--- BEGIN Text section ---

Posted on November 20, 2015

Earlier this week, the Pennsylvania Supreme Court released its long-awaited decision in a case presenting the issue of whether a post-employment non-compete agreement for which the employer gave no actual consideration would still be enforced under Pennsylvania law.  Specifically, the Court considered whether such an agreement would be valid under a statutory provision that allows courts to enforce contracts that lack consideration if the signer expresses an “intent to be legally bound.”  The Court said that, because non-compete agreements restrain trade and are disfavored by law, more than just a bare recital is necessary for such agreements to be enforceable when signed by existing employees.

The case, Socko v. Mid-Atlantic of CPA, Inc., Case No. 142 MAP 2014 (2015), involved an outside salesman for basement waterproofing company Mid-Atlantic of CPA, Inc. (“Mid-Atlantic”).  During his employment at Mid-Atlantic, David Socko (“Socko”) signed a non-compete agreement to replace one that he had signed when he was initially hired.  The new non-compete agreement contained language stating it superseded all prior agreements.  Mid-Atlantic did not give Socko any consideration for the new non-compete agreement, other than allowing him to remain employed, but the contract did contain language stating that both parties “intend to be legally bound” by the restrictive covenants.

In legal terms, “consideration” is something of value that each party to an agreement gives to the other to make the contract binding.  Every contract requires that both parties provide consideration, however, courts generally will not review the adequacy of such consideration.  This practice gave rise to the metaphor that all the consideration required for a contract to be valid is a peppercorn, something of nominal value used only to satisfy the minimum requirements for the creation of a legal contract.  Pennsylvania has had a statute in effect since the 1930’s that rules any contract cannot be declared invalid based upon a lack of consideration when the parties express an “intent to be legally bound” in the contract.  That statute is one reason that language is seen in many contracts.

--- END Text section ---
--- BEGIN Records supplied ---

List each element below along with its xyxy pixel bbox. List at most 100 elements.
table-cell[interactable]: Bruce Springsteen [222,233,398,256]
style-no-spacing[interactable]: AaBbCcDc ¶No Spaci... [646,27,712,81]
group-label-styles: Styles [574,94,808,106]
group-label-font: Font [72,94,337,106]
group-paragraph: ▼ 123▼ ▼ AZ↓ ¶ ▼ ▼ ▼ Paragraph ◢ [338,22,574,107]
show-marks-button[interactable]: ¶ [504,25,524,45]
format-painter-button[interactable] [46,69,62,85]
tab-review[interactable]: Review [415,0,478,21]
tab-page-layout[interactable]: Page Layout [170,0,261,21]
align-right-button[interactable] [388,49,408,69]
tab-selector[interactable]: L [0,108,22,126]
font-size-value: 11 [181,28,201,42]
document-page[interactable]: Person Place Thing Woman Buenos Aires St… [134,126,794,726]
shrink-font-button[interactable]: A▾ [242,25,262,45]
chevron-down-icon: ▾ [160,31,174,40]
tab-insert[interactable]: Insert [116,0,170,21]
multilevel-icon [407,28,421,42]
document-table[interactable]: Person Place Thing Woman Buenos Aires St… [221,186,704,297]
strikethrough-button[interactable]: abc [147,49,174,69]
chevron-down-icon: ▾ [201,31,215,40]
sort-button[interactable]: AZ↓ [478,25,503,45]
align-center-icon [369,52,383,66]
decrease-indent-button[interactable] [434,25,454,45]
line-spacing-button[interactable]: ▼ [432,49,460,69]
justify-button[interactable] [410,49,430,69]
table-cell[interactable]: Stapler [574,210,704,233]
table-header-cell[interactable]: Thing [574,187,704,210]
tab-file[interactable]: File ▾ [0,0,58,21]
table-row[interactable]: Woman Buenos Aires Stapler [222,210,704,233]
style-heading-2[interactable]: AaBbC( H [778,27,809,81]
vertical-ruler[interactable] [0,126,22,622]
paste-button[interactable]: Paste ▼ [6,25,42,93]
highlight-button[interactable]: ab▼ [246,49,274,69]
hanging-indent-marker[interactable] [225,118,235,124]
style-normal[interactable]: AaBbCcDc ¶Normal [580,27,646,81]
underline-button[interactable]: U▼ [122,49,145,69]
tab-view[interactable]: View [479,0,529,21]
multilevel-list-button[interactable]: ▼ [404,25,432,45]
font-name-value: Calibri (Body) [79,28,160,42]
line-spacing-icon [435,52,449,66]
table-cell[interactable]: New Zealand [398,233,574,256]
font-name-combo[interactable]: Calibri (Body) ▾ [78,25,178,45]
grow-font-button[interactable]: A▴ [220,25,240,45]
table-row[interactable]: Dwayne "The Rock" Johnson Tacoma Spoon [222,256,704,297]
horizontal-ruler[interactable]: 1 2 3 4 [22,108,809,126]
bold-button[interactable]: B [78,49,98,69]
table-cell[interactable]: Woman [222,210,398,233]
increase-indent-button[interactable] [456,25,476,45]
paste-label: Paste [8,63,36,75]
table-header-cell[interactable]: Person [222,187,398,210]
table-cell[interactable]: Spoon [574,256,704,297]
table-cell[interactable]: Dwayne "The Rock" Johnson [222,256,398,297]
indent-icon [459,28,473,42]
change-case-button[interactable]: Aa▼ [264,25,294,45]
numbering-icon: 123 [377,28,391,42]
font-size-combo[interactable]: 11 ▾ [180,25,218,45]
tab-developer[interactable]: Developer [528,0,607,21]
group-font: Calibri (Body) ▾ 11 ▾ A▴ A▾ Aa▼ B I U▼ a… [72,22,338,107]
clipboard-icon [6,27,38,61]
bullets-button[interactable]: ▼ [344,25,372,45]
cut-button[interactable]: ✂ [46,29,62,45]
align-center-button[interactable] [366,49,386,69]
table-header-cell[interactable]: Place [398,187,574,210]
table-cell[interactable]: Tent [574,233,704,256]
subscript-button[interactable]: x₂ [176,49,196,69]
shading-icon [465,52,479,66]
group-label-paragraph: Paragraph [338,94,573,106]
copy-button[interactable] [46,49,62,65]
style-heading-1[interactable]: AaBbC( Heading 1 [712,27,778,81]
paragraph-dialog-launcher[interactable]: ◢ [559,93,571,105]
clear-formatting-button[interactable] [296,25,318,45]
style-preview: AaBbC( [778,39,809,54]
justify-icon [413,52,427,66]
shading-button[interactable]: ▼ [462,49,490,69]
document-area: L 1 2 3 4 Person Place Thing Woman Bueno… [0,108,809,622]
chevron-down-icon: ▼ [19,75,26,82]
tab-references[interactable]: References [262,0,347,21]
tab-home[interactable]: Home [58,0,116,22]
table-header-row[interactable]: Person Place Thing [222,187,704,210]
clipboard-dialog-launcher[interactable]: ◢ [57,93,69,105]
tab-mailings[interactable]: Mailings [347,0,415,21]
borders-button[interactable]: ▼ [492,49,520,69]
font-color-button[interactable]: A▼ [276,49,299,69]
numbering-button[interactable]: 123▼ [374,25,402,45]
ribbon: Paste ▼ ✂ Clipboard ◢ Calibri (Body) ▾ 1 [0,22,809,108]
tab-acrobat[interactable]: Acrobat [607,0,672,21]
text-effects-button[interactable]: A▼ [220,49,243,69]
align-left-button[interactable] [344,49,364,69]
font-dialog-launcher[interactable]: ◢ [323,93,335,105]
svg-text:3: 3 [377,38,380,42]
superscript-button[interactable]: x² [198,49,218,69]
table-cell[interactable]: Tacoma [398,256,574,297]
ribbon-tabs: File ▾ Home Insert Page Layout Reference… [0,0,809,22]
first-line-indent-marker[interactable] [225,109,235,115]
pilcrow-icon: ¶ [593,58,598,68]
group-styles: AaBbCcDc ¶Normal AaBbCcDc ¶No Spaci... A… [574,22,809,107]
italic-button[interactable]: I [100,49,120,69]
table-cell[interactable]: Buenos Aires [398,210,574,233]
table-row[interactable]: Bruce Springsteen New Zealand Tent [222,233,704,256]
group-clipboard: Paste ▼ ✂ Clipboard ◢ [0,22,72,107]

--- END Records supplied ---

■ **Written tasks**:
[1] Retype everything in the non-compete ruling post from "Posted on November" down to "by existing employees.".
[2] Rewrite the paragraph of the non-compete ruling post that begins "In legal terms, "consideration"" as a short bulleted list that keeps its main facts.

■ **Task responses**:
[1]
Posted on November 20, 2015

Earlier this week, the Pennsylvania Supreme Court released its long-awaited decision in a case presenting the issue of whether a post-employment non-compete agreement for which the employer gave no actual consideration would still be enforced under Pennsylvania law.  Specifically, the Court considered whether such an agreement would be valid under a statutory provision that allows courts to enforce contracts that lack consideration if the signer expresses an “intent to be legally bound.”  The Court said that, because non-compete agreements restrain trade and are disfavored by law, more than just a bare recital is necessary for such agreements to be enforceable when signed by existing employees.

[2]
- Consideration is something of value that each party to an agreement gives the other to make the contract binding.
- Every contract requires consideration from both parties, but courts generally do not review whether it is adequate.
- This gave rise to the metaphor that a peppercorn, something of nominal value, is all the consideration a valid contract needs.
- Since the 1930's, a Pennsylvania statute has held that a contract cannot be declared invalid for lack of consideration when the parties express an "intent to be legally bound" in it.
- That statute is one reason many contracts contain that language.